[EXERCICE PROPOSÉ A] Relevez toutes les personnes nommées dans l'extrait consacré au circuit de Barcelone.

╭─ EXTRAIT DU DOCUMENT

Mansell : Fat and Furious
Le circuit de Barcelone fête cette année ses 30 ans. Régulièrement décrié pour produire des courses sans saveur, le circuit catalan s’était pourtant offert en 1991 une édition inaugurale de toute beauté, restée dans les mémoires pour le dépassement de Nigel Mansell sur Ayrton Senna. Petit coup d’œil dans le rétro.
Jerez à la poubelle (de Cadix), direction Barcelone
Septembre 1991, le Grand Prix d’Espagne s’offre un nouvel écrin. Exit Jerez de la Frontera, place au circuit de Catalunya. Incorporé au championnat du monde depuis 1986, Jerez n’a jamais séduit. Dès 1987, avec la bénédiction de Bernie Ecclestone, le Royal Automobile Club de Catalogne commence à travailler sur le projet d’un tout nouveau circuit, à proximité de Barcelone. La capitale catalane vient d’obtenir l’organisation des Jeux Olympiques d’été 1992 et l’idée est de faire concorder les deux événements.
Le projet est finalement anticipé d’un an. Le Grand Prix d’Espagne 1990, disputé devant des tribunes tristement vides et marqué par le très grave accident de Martin Donnelly, sonne le glas du tracé de Jerez. Pas assez spectaculaire, pas aux standards de la sécurité, et trop excentré géographiquement.

╰─

[EXERCICE PROPOSÉ B] Dans les entrées, réécrivez les lignes en partant de celle qui contient « Text: 17: 17 [369, 143, 380, 152] » jusqu'à celle qui contient « Text: 10: 10 [138, 341, 148, 350] » incluse. Remplacez « Ellipse shape » par « Ellipse » sans rien modifier d'autre.

╭─ MATÉRIEL EXTRAIT

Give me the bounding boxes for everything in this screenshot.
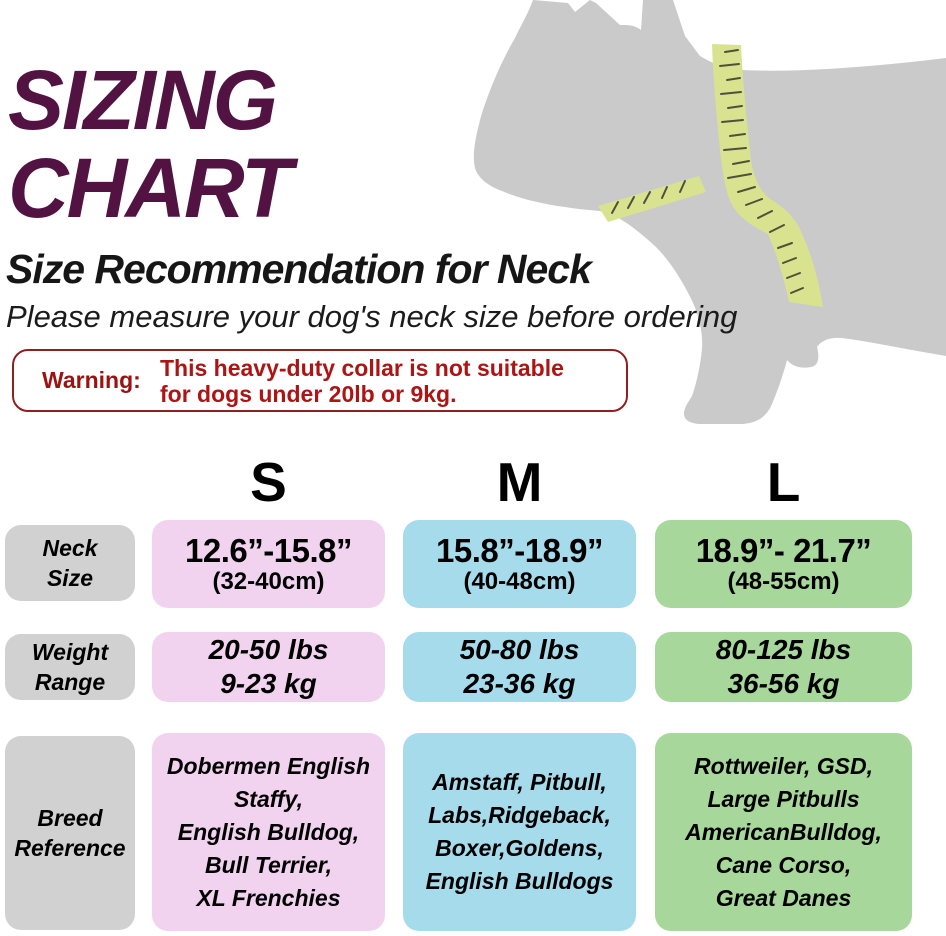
row-label-neck-size: Neck Size [5,525,135,601]
row-label-weight-range: Weight Range [5,634,135,700]
neck-size-cm: (48-55cm) [727,568,840,595]
neck-size-inches: 18.9”- 21.7” [695,532,872,569]
warning-message: This heavy-duty collar is not suitable f… [160,354,564,407]
neck-size-cm: (40-48cm) [463,568,576,595]
page-title: SIZING CHART [8,53,292,235]
cell-weight-range-l: 80-125 lbs 36-56 kg [655,632,912,702]
measuring-tape-end-icon [598,176,706,222]
warning-box: Warning: This heavy-duty collar is not s… [12,349,628,412]
cell-weight-range-m: 50-80 lbs 23-36 kg [403,632,636,702]
cell-neck-size-s: 12.6”-15.8” (32-40cm) [152,520,385,608]
tape-tick-marks [611,49,804,294]
cell-breed-reference-m: Amstaff, Pitbull, Labs,Ridgeback, Boxer,… [403,733,636,931]
cell-neck-size-l: 18.9”- 21.7” (48-55cm) [655,520,912,608]
neck-size-inches: 12.6”-15.8” [185,532,352,569]
measure-instruction: Please measure your dog's neck size befo… [6,299,738,334]
dog-silhouette-icon [473,0,946,424]
cell-neck-size-m: 15.8”-18.9” (40-48cm) [403,520,636,608]
column-header-s: S [250,451,287,513]
row-label-breed-reference: Breed Reference [5,736,135,930]
cell-breed-reference-l: Rottweiler, GSD, Large Pitbulls American… [655,733,912,931]
cell-weight-range-s: 20-50 lbs 9-23 kg [152,632,385,702]
column-header-m: M [496,451,543,513]
measuring-tape-icon [712,44,823,307]
column-header-l: L [766,451,801,513]
subtitle: Size Recommendation for Neck [6,246,592,292]
warning-label: Warning: [42,367,141,393]
cell-breed-reference-s: Dobermen English Staffy, English Bulldog… [152,733,385,931]
neck-size-inches: 15.8”-18.9” [436,532,603,569]
neck-size-cm: (32-40cm) [212,568,325,595]
dog-measuring-tape-illustration [473,0,946,424]
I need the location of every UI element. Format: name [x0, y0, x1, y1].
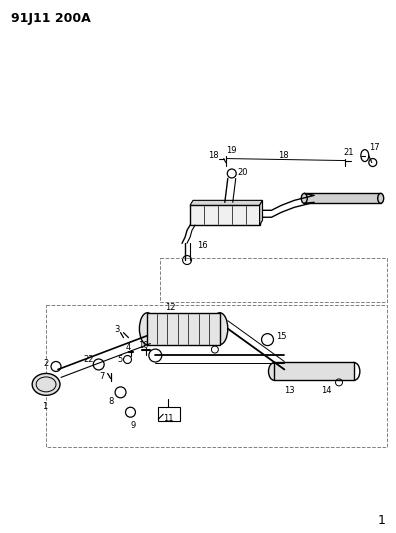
Text: 17: 17 [369, 143, 380, 152]
Ellipse shape [139, 313, 155, 345]
Text: 11: 11 [163, 414, 173, 423]
Ellipse shape [378, 193, 384, 203]
Ellipse shape [348, 362, 360, 381]
Text: 22: 22 [84, 355, 94, 364]
Text: 10: 10 [138, 341, 148, 350]
Text: 12: 12 [165, 303, 175, 312]
Text: 20: 20 [238, 168, 248, 177]
Text: 91J11 200A: 91J11 200A [11, 12, 91, 25]
Polygon shape [274, 362, 354, 381]
Text: 18: 18 [278, 151, 289, 160]
Ellipse shape [268, 362, 280, 381]
Text: 8: 8 [108, 397, 113, 406]
Text: 21: 21 [344, 148, 354, 157]
Text: 13: 13 [284, 386, 295, 395]
Ellipse shape [301, 193, 307, 203]
Text: 14: 14 [321, 386, 331, 395]
Text: 9: 9 [131, 421, 136, 430]
Ellipse shape [212, 313, 228, 345]
Text: 16: 16 [197, 240, 207, 249]
Text: 5: 5 [117, 355, 122, 364]
Text: 4: 4 [126, 343, 131, 352]
Polygon shape [190, 200, 263, 205]
Text: 15: 15 [276, 332, 287, 341]
Polygon shape [190, 205, 259, 225]
Text: 3: 3 [114, 325, 119, 334]
Text: 19: 19 [227, 146, 237, 155]
Polygon shape [259, 200, 263, 225]
Text: 2: 2 [44, 359, 49, 368]
Polygon shape [147, 313, 220, 345]
Text: 1: 1 [42, 402, 48, 411]
Ellipse shape [32, 374, 60, 395]
Text: 7: 7 [99, 372, 105, 381]
Text: 18: 18 [209, 151, 219, 160]
Text: 1: 1 [378, 514, 386, 527]
Polygon shape [304, 193, 381, 203]
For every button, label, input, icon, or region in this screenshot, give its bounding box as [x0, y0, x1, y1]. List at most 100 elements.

╰─

[CORRIGÉ DÉTAILLÉ A] Nigel Mansell, Ayrton Senna, Bernie Ecclestone, Martin Donnelly

[CORRIGÉ DÉTAILLÉ B]
Text: 17: 17 [369, 143, 380, 152]
Ellipse [139, 313, 155, 345]
Text: 11: 11 [163, 414, 173, 423]
Ellipse [378, 193, 384, 203]
Ellipse [348, 362, 360, 381]
Text: 22: 22 [84, 355, 94, 364]
Text: 10: 10 [138, 341, 148, 350]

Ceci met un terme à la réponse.